═══ EXCERPTED DATA

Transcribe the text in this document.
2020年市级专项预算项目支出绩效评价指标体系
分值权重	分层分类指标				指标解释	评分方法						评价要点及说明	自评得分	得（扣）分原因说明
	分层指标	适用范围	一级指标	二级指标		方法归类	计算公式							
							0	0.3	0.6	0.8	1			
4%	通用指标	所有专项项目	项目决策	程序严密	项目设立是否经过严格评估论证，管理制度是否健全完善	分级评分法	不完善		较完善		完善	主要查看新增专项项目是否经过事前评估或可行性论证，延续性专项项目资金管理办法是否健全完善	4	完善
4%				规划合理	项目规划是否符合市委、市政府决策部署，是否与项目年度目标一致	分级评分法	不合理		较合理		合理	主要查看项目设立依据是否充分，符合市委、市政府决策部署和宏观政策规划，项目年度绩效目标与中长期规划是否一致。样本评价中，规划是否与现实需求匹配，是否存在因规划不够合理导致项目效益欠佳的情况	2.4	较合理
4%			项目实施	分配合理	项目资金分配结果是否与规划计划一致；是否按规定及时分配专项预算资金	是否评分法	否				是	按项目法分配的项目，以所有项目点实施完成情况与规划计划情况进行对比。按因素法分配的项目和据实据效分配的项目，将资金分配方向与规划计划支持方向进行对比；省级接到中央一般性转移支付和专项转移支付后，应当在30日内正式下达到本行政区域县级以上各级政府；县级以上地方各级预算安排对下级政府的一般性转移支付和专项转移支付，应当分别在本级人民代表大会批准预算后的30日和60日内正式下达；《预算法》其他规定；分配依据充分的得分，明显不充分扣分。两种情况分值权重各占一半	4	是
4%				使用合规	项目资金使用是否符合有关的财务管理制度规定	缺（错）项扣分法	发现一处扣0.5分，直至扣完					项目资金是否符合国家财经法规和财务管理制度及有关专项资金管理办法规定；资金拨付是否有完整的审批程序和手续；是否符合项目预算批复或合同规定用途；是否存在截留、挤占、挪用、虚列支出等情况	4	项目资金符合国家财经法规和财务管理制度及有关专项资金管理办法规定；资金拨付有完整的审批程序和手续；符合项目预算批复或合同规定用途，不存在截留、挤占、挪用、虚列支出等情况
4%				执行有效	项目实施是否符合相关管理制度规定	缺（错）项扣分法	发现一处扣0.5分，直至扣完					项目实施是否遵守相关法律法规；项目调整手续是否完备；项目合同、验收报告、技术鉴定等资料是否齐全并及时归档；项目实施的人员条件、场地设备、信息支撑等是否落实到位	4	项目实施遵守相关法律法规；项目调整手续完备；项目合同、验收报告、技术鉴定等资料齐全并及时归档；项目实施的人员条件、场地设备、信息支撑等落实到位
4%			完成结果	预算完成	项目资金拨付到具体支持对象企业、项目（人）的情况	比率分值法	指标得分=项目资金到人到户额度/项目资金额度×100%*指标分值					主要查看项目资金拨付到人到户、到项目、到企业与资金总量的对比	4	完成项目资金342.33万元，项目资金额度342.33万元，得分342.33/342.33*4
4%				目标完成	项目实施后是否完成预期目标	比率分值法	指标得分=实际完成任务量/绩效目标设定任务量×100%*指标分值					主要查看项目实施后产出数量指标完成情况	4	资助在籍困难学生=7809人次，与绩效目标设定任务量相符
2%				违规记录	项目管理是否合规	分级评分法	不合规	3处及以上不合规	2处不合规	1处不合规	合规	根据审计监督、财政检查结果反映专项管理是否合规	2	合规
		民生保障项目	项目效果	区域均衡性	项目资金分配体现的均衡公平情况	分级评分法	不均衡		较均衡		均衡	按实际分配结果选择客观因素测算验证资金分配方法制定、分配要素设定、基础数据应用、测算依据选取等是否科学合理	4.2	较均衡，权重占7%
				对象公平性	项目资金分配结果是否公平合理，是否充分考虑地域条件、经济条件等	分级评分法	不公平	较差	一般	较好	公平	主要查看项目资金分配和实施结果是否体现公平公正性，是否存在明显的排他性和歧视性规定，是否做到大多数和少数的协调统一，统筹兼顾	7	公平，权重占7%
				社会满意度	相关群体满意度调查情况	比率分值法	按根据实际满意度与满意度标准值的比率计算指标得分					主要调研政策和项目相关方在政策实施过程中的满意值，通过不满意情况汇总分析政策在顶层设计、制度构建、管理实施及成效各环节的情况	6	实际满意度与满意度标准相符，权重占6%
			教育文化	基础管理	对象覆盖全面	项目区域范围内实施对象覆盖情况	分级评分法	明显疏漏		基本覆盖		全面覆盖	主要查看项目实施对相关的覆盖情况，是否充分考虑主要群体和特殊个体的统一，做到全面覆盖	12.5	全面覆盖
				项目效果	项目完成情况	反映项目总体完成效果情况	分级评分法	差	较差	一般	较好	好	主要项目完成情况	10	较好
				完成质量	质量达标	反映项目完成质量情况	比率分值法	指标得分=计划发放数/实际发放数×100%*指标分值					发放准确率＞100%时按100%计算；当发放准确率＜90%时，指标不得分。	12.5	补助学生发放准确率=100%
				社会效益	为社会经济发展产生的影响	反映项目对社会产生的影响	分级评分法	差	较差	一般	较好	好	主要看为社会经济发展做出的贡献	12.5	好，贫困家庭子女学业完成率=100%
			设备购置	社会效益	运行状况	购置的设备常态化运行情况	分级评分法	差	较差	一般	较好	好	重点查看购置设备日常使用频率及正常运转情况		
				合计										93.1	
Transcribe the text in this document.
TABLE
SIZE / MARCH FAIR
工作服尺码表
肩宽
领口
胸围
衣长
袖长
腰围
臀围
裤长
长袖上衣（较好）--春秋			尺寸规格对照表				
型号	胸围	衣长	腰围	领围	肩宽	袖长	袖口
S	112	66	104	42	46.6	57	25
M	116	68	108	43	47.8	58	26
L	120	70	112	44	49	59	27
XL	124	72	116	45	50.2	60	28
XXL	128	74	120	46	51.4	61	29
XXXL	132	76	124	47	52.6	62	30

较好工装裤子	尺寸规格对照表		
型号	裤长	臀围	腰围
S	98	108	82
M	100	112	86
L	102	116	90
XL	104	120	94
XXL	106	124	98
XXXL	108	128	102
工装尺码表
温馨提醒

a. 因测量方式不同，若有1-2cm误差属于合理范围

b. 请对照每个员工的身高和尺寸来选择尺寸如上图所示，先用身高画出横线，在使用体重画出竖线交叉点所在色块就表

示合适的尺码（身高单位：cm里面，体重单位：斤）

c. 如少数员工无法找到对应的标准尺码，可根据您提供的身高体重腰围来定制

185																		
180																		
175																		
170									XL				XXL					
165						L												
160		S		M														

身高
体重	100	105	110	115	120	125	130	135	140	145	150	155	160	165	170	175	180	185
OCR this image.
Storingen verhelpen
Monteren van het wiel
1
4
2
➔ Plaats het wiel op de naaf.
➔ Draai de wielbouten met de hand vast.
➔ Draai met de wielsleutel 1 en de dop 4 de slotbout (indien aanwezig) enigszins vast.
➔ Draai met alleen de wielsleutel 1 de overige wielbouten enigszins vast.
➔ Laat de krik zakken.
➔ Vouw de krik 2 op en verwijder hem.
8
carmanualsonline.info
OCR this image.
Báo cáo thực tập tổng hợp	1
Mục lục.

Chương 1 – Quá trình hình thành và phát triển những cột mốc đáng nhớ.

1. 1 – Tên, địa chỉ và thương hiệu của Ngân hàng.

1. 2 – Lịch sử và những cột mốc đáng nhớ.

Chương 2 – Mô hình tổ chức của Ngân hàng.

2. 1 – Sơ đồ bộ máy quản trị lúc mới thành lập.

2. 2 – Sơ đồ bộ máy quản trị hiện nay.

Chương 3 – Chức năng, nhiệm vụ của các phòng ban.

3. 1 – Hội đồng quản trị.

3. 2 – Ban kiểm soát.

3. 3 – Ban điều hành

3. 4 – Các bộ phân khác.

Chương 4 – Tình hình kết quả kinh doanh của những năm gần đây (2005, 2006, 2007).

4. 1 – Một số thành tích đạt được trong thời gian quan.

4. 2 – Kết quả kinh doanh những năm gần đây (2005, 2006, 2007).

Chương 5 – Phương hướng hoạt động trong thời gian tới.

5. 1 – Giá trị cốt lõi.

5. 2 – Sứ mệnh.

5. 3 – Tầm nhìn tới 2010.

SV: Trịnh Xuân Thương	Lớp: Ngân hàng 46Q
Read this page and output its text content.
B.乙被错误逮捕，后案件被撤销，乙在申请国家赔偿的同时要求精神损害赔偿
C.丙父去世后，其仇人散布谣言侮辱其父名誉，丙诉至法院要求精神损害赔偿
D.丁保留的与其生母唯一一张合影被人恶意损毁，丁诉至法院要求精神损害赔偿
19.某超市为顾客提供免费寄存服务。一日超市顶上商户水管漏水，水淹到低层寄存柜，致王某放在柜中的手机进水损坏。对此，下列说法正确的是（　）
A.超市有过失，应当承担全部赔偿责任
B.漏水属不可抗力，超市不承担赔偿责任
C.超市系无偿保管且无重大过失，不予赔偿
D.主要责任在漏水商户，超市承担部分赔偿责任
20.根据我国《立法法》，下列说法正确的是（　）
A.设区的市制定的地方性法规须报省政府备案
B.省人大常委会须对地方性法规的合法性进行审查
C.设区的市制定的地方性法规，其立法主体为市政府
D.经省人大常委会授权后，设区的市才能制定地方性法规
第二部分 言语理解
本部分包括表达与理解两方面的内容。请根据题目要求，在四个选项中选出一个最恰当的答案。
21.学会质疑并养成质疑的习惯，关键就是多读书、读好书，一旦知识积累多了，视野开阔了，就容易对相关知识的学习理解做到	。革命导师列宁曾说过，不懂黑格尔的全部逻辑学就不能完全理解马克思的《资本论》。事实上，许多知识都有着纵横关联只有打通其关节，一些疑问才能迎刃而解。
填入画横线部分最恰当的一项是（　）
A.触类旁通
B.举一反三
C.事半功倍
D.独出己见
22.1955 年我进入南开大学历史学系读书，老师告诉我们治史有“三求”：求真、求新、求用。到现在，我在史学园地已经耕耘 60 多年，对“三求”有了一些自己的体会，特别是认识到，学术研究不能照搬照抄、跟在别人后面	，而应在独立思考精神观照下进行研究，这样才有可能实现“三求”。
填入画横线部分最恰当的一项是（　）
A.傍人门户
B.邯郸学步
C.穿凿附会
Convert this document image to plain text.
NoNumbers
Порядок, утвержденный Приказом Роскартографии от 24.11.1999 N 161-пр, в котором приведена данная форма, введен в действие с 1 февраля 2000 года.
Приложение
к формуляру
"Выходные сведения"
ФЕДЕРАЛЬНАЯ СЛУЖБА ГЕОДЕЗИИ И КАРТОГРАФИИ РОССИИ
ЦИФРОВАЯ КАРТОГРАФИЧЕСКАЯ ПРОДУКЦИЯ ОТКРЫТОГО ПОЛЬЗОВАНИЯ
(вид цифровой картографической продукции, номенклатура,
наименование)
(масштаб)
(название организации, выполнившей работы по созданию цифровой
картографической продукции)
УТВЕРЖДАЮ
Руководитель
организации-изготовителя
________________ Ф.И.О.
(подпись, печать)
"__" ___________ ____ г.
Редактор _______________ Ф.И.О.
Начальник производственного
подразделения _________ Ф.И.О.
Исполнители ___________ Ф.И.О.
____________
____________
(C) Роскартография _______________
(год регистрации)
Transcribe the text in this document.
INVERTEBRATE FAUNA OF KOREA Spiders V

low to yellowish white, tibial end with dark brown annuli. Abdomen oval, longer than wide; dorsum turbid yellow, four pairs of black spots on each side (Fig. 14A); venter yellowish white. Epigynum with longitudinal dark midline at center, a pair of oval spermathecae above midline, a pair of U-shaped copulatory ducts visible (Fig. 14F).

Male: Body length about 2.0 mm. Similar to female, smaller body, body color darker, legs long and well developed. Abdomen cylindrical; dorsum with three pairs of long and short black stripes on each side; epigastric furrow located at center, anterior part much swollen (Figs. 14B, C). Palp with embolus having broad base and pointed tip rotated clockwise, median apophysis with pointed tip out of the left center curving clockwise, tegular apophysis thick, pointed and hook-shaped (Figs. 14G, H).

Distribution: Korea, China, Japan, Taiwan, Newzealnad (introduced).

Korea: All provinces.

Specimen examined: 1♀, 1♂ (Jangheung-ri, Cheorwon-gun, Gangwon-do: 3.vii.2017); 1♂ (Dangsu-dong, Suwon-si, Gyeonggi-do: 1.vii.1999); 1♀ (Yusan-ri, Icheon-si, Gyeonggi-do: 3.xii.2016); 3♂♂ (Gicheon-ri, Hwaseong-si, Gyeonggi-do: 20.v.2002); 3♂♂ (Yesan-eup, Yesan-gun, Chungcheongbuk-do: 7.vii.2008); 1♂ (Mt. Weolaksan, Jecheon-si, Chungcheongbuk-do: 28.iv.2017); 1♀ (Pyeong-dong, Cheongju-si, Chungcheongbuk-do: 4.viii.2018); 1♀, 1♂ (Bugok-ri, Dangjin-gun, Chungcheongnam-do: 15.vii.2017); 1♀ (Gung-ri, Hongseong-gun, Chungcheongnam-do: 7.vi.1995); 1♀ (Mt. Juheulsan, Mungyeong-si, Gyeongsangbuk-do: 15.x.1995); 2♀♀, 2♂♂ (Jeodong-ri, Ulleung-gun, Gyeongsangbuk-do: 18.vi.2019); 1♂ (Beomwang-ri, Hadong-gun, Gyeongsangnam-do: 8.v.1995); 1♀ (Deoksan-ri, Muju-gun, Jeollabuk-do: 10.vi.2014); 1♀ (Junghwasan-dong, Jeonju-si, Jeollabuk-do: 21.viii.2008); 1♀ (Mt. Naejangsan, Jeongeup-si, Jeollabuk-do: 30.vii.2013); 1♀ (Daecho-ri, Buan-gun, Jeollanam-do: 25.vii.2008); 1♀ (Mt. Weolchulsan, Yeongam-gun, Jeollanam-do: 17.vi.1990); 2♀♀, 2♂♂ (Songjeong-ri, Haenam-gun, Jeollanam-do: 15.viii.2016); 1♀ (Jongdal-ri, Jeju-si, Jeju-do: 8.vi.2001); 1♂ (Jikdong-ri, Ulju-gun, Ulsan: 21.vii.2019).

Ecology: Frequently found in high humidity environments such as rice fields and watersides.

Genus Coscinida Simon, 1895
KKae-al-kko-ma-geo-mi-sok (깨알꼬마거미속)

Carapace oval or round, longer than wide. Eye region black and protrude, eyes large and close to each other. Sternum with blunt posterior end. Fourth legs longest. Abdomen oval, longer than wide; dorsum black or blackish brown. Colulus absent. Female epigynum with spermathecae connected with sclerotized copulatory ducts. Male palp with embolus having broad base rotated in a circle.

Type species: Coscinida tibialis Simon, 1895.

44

══════

Find the lines containing "kinh" and list every one of them.

Chương 4 – Tình hình kết quả kinh doanh của những năm gần đây (2005, 2006, 2007).
4. 2 – Kết quả kinh doanh những năm gần đây (2005, 2006, 2007).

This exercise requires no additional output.